──────── Passage

As for "The Play That Goes Wrong", I've seen chunks of it and it is funny, but it's not new. "Noises Off" (the stage version, not the movie burdened with surplus plotting) gives us the same play screwed up three ways: the hash of a rehearsal, late in the run when the cast is barely on speaking terms (seen from the back of the set), and finally the performance where everything goes to hell. There are "Coarse Acting" competitions, carrying on the spirit of a satirical book about community theater with mock Shakespeare and potboilers. And once upon a time there was "Bullshot Crummond" (again, the lovely stage version and not the okay movie), where a small cast delivered a cliched British thriller with hilariously simple special effects. Lately there seems to be a lot of "Bullshot" descendants, in which tiny casts showily essay highly populated stories like "The 39 Steps" or "Around the World in 80 Days".
THE PLAY THAT GOES WRONG is available on YouTube, free.
I was going to point out the Guardian article but Wendy Grossman got here first. The author notes that while the streaming sites don't produce many new sitcoms they're spending a lot of money for FRIENDS and SEINFELD. One day there may be a channel like TCM where classic TV is presented with due respect and seriousness (no chopping lines out of MASH to cram in more commercials).

────────────────

● Required task 1
Rewrite the part of the records that opens with the line containing "weather-item[interactable]: 2021/11/07 -9℃" and closes with the line containing "weather-temperature: 18℃ —", replacing "PartlyCloudy" with "Overcast" and leaving everything else unchanged.
The records that follow are unrelated to the text above.

──────── Data

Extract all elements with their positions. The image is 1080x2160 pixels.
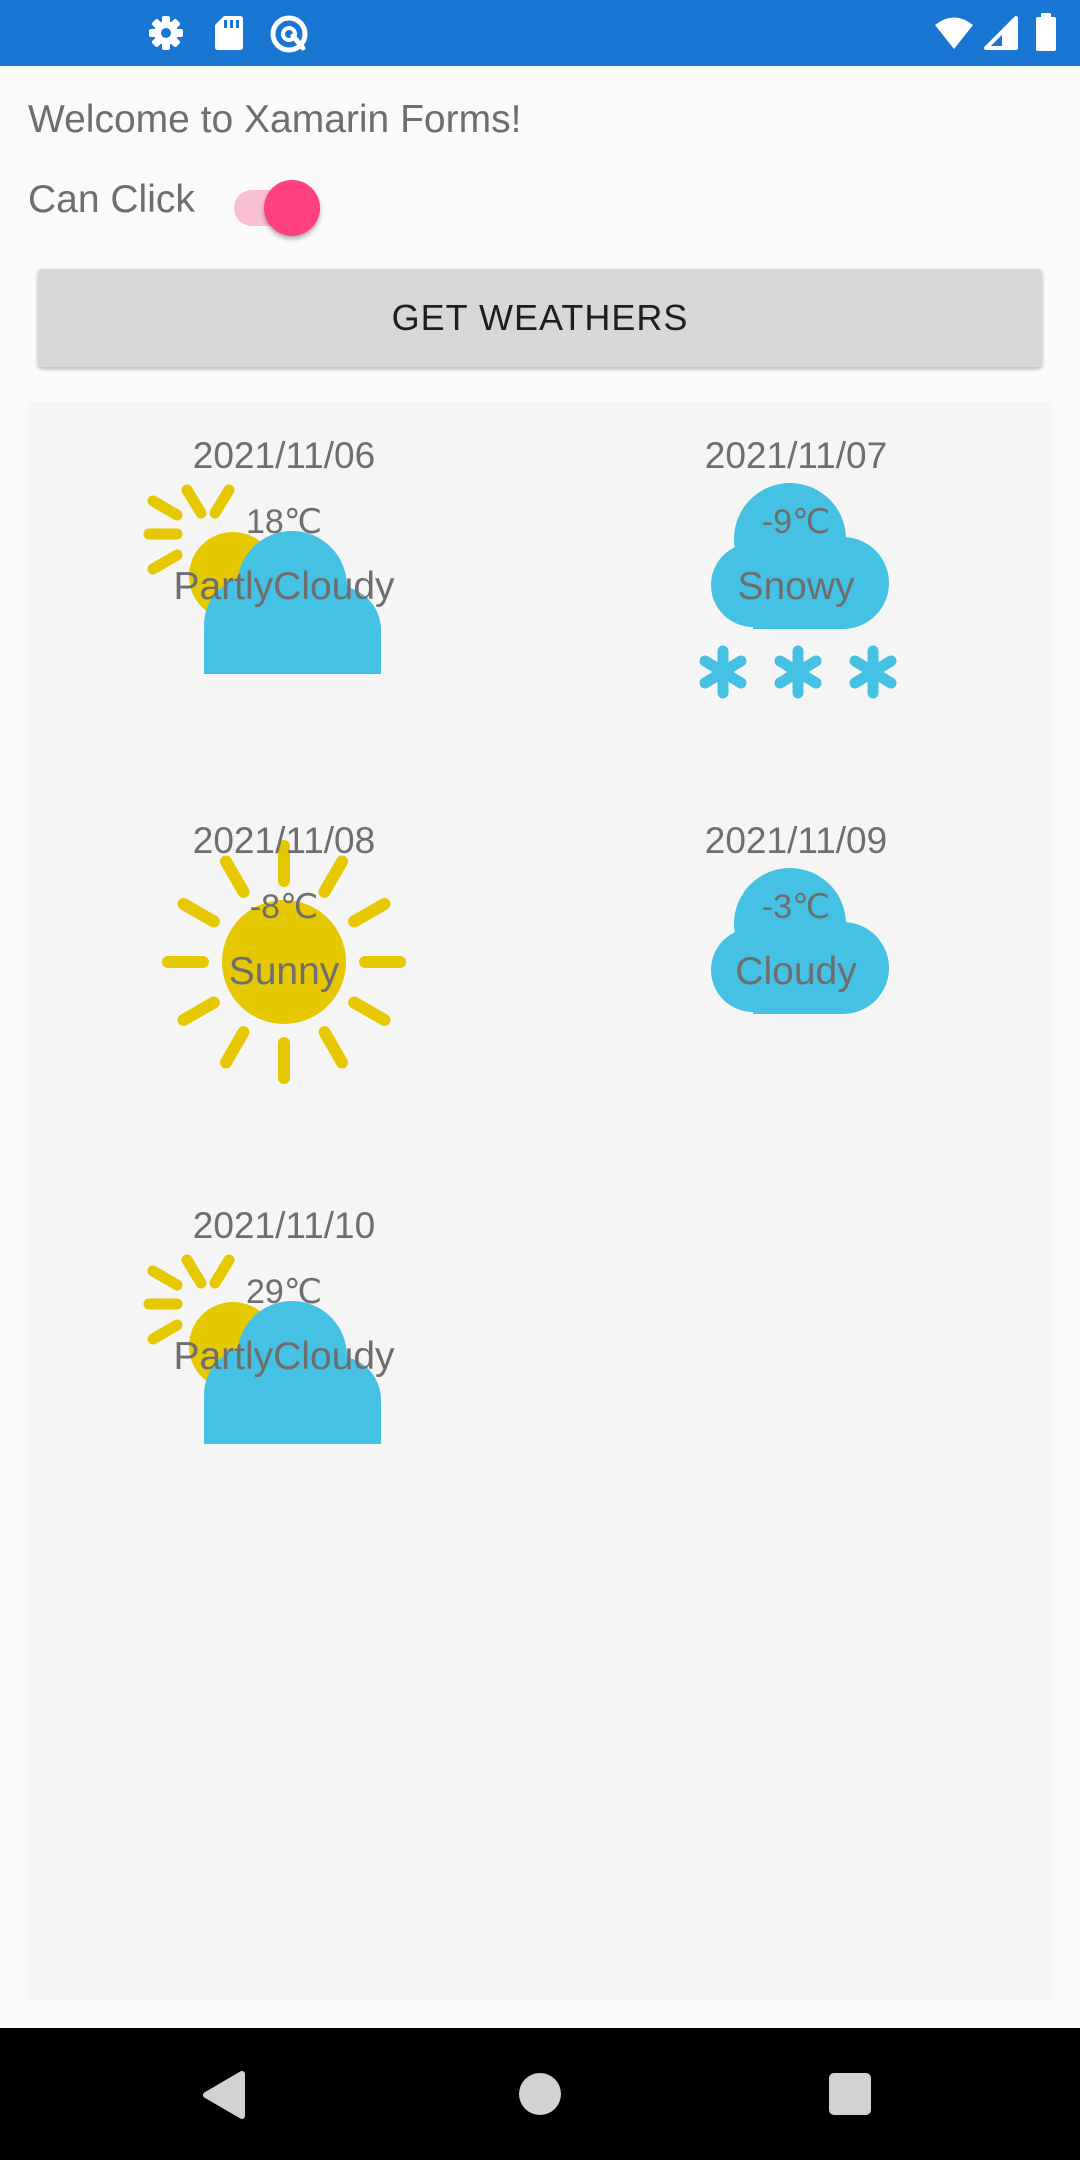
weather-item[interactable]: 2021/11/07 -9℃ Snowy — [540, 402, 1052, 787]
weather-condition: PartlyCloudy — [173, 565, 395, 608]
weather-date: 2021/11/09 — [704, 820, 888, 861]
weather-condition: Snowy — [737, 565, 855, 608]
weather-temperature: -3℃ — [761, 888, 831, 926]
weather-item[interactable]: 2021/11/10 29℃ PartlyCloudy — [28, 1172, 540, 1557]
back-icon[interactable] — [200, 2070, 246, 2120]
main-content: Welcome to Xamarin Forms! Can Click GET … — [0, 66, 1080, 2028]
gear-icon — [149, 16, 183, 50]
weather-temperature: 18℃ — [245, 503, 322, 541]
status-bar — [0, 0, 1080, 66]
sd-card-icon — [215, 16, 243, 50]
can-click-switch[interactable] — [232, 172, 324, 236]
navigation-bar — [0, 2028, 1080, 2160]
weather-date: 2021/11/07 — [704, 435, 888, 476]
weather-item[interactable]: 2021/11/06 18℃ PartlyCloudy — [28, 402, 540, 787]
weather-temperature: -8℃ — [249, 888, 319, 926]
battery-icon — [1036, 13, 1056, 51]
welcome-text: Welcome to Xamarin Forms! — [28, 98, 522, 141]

────────────────

● Required task 2
In the text about stage comedies and classic TV, which two shows are the streaming sites said to be spending a lot of money for?

● Task answer 1
weather-item[interactable]: 2021/11/07 -9℃ Snowy — [540, 402, 1052, 787]
weather-condition: Overcast — [173, 565, 395, 608]
weather-date: 2021/11/09 — [704, 820, 888, 861]
weather-condition: Snowy — [737, 565, 855, 608]
weather-temperature: -3℃ — [761, 888, 831, 926]
weather-item[interactable]: 2021/11/10 29℃ Overcast — [28, 1172, 540, 1557]
back-icon[interactable] — [200, 2070, 246, 2120]
main-content: Welcome to Xamarin Forms! Can Click GET … — [0, 66, 1080, 2028]
gear-icon — [149, 16, 183, 50]
weather-temperature: 18℃ — [245, 503, 322, 541]

● Task answer 2
FRIENDS and SEINFELD.